§ SOURCE DOCUMENT:

# Sentiment analysis of open-source software communities

This Jupyter notebook includes the data preparation and analysis
for our project exploring open-source software communities.

**Code last updated**: 27 October 2018

***

## Table of contents

* [Preliminaries](#Preliminaries)
* [Data preparation](#Data-preparation)

***

## Preliminaries

### Load libraries and functions

In [None]:
import os
import nltk
import pandas as pd
from utils import annotate

### Read in data

**Original columns in `comments.tsv`**
* `author_association`: Comment author's role in the project
    * `NONE`: No association with the project
    * `FIRST_TIMER`: Has not previously committed to GitHub
    * `FIRST_TIME_CONTRIBUTOR`: First time contributing to this repository
    * `COLLABORATOR`: Has previously contributed to repository
    * `MEMBER`: Member of the organization that owns the repository
    * `CONTRIBUTOR`: Invited to collaborate on repository
    * `OWNER`: Owner of repository
* `body`: Comment content
* `created_at`: Time of comment creation
* `id`: Unique identifier of comment
* `node_id`: Unique identifier of entry for graphQL
* `updated_at`: Time of comment update
* `ticket_id`: Sequential identifier of ticket (issue or PR) in repository
* `author_name`: Commenter's GitHub username
* `author_id`: Commenter's unique identifier

In [None]:
comments_df = pd.read_csv('../../data/mayavi/comments.tsv',
                          sep='\t', index_col=0).sort_index()

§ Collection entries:
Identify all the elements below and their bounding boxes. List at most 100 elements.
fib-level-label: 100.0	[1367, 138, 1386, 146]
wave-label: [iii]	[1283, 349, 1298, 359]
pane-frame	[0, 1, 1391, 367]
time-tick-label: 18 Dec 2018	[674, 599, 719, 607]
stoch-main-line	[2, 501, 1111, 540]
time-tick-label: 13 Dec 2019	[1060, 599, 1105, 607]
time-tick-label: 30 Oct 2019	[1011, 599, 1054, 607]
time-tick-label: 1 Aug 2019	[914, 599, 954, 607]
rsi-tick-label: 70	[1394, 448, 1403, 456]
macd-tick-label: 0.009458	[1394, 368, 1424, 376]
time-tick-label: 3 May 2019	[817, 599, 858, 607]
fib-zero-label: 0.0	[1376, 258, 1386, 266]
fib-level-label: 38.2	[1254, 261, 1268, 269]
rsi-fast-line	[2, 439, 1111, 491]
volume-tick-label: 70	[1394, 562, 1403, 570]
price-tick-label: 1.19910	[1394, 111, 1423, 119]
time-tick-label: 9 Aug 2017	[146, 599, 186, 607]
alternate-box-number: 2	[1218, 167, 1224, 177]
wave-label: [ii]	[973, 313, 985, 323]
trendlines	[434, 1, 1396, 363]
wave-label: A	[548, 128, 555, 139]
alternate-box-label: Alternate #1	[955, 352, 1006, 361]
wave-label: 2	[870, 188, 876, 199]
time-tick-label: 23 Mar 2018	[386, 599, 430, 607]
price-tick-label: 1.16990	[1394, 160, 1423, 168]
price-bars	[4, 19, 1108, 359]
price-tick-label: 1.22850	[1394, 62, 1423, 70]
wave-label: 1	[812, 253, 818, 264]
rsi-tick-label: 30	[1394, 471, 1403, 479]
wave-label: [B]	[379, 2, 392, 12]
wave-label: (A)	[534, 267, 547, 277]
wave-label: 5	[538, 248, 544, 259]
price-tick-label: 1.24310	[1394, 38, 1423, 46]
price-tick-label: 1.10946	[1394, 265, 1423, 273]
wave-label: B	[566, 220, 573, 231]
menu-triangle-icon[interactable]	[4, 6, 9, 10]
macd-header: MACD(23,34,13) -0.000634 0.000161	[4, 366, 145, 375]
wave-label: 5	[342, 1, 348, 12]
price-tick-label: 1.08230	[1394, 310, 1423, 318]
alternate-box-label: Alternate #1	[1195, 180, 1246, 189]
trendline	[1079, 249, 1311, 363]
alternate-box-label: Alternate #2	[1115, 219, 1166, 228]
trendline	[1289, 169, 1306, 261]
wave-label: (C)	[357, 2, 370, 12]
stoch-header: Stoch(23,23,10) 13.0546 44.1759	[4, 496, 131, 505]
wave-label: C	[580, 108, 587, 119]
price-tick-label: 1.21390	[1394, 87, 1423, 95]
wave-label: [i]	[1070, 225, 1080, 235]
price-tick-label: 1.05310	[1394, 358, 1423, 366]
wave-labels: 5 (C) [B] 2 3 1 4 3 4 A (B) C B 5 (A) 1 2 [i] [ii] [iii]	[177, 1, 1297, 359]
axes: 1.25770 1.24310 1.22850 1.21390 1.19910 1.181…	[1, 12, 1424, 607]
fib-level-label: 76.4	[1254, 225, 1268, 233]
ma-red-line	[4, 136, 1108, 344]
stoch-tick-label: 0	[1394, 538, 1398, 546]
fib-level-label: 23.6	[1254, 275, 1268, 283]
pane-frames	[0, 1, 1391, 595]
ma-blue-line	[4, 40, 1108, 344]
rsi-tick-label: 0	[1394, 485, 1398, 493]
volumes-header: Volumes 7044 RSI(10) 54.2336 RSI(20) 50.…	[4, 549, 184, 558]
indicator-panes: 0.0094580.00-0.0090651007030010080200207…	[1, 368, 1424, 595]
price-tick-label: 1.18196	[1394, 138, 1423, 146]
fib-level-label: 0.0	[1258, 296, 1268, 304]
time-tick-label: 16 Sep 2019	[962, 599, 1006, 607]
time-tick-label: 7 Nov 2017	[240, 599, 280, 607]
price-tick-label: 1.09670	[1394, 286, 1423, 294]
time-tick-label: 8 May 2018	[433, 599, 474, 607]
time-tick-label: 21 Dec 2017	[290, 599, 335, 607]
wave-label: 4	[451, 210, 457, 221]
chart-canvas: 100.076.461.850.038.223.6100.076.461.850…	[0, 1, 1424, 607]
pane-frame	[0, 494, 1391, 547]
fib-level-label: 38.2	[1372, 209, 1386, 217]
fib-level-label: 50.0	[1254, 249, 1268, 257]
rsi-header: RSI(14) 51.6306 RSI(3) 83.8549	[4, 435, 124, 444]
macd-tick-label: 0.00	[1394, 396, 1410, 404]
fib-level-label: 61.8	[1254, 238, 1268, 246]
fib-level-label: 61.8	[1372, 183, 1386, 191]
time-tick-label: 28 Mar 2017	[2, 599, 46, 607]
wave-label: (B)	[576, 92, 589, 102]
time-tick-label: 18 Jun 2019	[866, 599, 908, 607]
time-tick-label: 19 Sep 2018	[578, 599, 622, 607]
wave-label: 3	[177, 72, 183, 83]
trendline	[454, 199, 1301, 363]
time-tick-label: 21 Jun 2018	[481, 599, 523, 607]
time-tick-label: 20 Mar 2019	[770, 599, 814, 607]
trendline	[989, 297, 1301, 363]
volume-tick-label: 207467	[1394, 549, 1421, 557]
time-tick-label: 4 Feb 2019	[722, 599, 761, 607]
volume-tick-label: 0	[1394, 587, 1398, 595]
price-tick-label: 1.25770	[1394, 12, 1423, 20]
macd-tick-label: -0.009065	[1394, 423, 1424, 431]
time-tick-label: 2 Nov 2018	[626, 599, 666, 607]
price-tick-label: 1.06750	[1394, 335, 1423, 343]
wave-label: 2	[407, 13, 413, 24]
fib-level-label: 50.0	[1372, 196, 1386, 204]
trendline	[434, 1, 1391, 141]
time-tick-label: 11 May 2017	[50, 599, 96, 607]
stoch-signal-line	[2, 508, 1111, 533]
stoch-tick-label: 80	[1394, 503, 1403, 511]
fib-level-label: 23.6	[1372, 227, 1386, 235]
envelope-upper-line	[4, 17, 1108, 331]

§ REQUIRED WORK:
[a] Summarize the sentiment analysis notebook in two sentences.
[b] Write the next part of the sentiment analysis notebook, picking up right after its final line.
The data plays no part in this work.

§ OUTPUTS IN ORDER:
[a] This Jupyter notebook holds the data preparation and analysis for a project exploring open-source software communities, with its code last updated on 27 October 2018. It loads libraries such as pandas and nltk, then reads in a `comments.tsv` file whose columns record each comment's content, its author's role in the project, its creation and update times, several identifiers, and the commenter's GitHub username.

[b]
In [None]:
comments_df.head(5)

**Original columns in `issues.tsv`**
* `assignees`
* `author_association`
* `body`: Content of ticket
* `closed_at`: Date and time when ticket was closed
* `comments`: Number of comments made on ticket
* `created_at`: Date and time of ticket creation
* `id`: Unique identifier for ticket
* `labels`
* `locked`
* `node_id`: Unique identifier for ticket for graphQL
* `project`: Name of repository
* `organization`: Name of organization that owns the repository
* `author_name`: Ticket creator's GitHub username
* `author_id`: Ticket creator's unique identifier
* `ticket_id`: Sequential identifier of ticket (issue or PR) in repository
* `type`: Type of ticket (`issue` or `pull_request`)

In [None]:
issues_df = pd.read_csv('../../data/mayavi/issues.tsv',
                          sep='\t', index_col=0).sort_index()

In [None]:
issues_df.head(5)

***

### Data preparation

### Annotate the files with new columns

**Columns added to `comments_df`**
* `num_PR_created`: Number of pull requests created by the commenter before this comment
* `num_issue_created`: Number of issues created by the commenter before this comment
* `was_updated`: Whether the comment body was updated after posting
* `comment_order`: The index of the comment within the ticket

**Columns added to `issues_df`**
* `num_PR_created`: Number of pull requests created by the ticket creator before this ticket
* `num_issue_created`: Number of issues created by the ticket creator before this ticket
* `was_updated`: Whether the ticket body was updated after posting
* `is_closed`: Whether the ticket has been closed

In [None]:
comment_df, issues_df = annotate.annotate_comments_tickets(comments_df,issues_df)

### Clean up dataframes

In both dataframes, remove unnecessary columns.

In [None]:
comment_df = comment_df.drop(columns=['node_id','created_at','updated_at','author_id'])

In [None]:
issues_df = issues_df.drop(columns=['node_id','organization','author_id','locked'])

In [None]:
comment_df.head(5)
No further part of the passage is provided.